* begin *

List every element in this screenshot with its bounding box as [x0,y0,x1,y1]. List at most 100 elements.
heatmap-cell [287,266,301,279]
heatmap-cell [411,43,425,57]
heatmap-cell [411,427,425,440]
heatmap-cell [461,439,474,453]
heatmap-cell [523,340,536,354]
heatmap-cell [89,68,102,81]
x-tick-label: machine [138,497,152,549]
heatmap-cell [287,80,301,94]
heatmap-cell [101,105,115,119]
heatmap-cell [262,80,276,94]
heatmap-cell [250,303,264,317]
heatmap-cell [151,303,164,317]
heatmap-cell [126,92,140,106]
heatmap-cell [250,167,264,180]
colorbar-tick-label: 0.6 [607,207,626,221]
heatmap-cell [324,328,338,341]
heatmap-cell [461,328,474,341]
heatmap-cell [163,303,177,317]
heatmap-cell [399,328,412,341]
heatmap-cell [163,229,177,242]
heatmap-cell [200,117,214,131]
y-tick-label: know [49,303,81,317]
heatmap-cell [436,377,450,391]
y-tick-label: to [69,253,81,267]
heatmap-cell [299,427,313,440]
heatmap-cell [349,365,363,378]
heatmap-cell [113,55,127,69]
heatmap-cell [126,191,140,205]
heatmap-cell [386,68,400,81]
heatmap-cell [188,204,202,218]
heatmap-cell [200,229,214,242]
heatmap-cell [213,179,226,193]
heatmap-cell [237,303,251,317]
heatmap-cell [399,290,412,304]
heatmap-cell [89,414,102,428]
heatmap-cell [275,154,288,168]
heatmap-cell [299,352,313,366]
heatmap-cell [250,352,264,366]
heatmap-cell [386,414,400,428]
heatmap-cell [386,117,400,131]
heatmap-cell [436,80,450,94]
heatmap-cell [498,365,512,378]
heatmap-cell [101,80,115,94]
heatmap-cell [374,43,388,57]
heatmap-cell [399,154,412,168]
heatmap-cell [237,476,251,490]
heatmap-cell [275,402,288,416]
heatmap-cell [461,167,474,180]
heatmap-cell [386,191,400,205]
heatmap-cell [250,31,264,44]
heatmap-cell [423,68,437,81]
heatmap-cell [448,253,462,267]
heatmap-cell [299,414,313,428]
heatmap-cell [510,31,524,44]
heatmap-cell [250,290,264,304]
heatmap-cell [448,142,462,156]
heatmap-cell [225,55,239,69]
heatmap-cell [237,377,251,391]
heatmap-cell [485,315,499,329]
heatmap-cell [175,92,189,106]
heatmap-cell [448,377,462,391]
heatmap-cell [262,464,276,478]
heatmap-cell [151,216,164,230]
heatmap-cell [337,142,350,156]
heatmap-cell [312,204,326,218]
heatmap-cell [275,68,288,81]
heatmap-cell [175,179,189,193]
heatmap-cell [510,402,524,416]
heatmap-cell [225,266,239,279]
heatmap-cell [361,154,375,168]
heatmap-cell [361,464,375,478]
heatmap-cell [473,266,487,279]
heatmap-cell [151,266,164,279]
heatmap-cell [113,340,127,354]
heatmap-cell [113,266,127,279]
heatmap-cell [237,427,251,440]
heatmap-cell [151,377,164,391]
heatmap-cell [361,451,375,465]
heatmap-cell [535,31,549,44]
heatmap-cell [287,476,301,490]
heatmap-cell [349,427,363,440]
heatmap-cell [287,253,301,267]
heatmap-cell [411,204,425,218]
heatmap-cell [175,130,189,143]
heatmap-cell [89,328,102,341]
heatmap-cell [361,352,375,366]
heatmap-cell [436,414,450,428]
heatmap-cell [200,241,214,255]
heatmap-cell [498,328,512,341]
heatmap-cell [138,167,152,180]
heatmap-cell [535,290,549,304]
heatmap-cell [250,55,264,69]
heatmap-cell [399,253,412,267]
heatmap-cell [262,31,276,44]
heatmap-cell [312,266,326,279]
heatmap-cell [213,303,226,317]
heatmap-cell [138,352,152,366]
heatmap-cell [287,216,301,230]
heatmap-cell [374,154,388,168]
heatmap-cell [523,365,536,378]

* end *

Reproduce all of the material above, line by line, without changing a character.

List every element in this screenshot with its bounding box as [x0,y0,x1,y1]. List at most 100 elements.
heatmap-cell [287,266,301,279]
heatmap-cell [411,43,425,57]
heatmap-cell [411,427,425,440]
heatmap-cell [461,439,474,453]
heatmap-cell [523,340,536,354]
heatmap-cell [89,68,102,81]
x-tick-label: machine [138,497,152,549]
heatmap-cell [287,80,301,94]
heatmap-cell [101,105,115,119]
heatmap-cell [262,80,276,94]
heatmap-cell [250,303,264,317]
heatmap-cell [151,303,164,317]
heatmap-cell [126,92,140,106]
heatmap-cell [250,167,264,180]
colorbar-tick-label: 0.6 [607,207,626,221]
heatmap-cell [324,328,338,341]
heatmap-cell [461,328,474,341]
heatmap-cell [163,303,177,317]
heatmap-cell [399,328,412,341]
heatmap-cell [163,229,177,242]
heatmap-cell [200,117,214,131]
y-tick-label: know [49,303,81,317]
heatmap-cell [436,377,450,391]
y-tick-label: to [69,253,81,267]
heatmap-cell [299,427,313,440]
heatmap-cell [349,365,363,378]
heatmap-cell [113,55,127,69]
heatmap-cell [126,191,140,205]
heatmap-cell [386,68,400,81]
heatmap-cell [188,204,202,218]
heatmap-cell [200,229,214,242]
heatmap-cell [213,179,226,193]
heatmap-cell [237,303,251,317]
heatmap-cell [399,290,412,304]
heatmap-cell [89,414,102,428]
heatmap-cell [275,154,288,168]
heatmap-cell [299,352,313,366]
heatmap-cell [250,352,264,366]
heatmap-cell [386,414,400,428]
heatmap-cell [386,117,400,131]
heatmap-cell [436,80,450,94]
heatmap-cell [498,365,512,378]
heatmap-cell [101,80,115,94]
heatmap-cell [374,43,388,57]
heatmap-cell [399,154,412,168]
heatmap-cell [237,476,251,490]
heatmap-cell [275,402,288,416]
heatmap-cell [461,167,474,180]
heatmap-cell [386,191,400,205]
heatmap-cell [250,31,264,44]
heatmap-cell [423,68,437,81]
heatmap-cell [448,253,462,267]
heatmap-cell [299,414,313,428]
heatmap-cell [510,31,524,44]
heatmap-cell [250,290,264,304]
heatmap-cell [448,142,462,156]
heatmap-cell [225,55,239,69]
heatmap-cell [237,377,251,391]
heatmap-cell [485,315,499,329]
heatmap-cell [175,92,189,106]
heatmap-cell [448,377,462,391]
heatmap-cell [262,464,276,478]
heatmap-cell [151,216,164,230]
heatmap-cell [337,142,350,156]
heatmap-cell [312,204,326,218]
heatmap-cell [275,68,288,81]
heatmap-cell [175,179,189,193]
heatmap-cell [510,402,524,416]
heatmap-cell [225,266,239,279]
heatmap-cell [361,154,375,168]
heatmap-cell [361,464,375,478]
heatmap-cell [473,266,487,279]
heatmap-cell [151,266,164,279]
heatmap-cell [113,340,127,354]
heatmap-cell [113,266,127,279]
heatmap-cell [237,427,251,440]
heatmap-cell [151,377,164,391]
heatmap-cell [361,451,375,465]
heatmap-cell [535,31,549,44]
heatmap-cell [287,476,301,490]
heatmap-cell [349,427,363,440]
heatmap-cell [287,253,301,267]
heatmap-cell [411,204,425,218]
heatmap-cell [175,130,189,143]
heatmap-cell [89,328,102,341]
heatmap-cell [361,352,375,366]
heatmap-cell [436,414,450,428]
heatmap-cell [200,241,214,255]
heatmap-cell [498,328,512,341]
heatmap-cell [138,167,152,180]
heatmap-cell [535,290,549,304]
heatmap-cell [250,55,264,69]
heatmap-cell [399,253,412,267]
heatmap-cell [262,31,276,44]
heatmap-cell [312,266,326,279]
heatmap-cell [213,303,226,317]
heatmap-cell [138,352,152,366]
heatmap-cell [287,216,301,230]
heatmap-cell [374,154,388,168]
heatmap-cell [523,365,536,378]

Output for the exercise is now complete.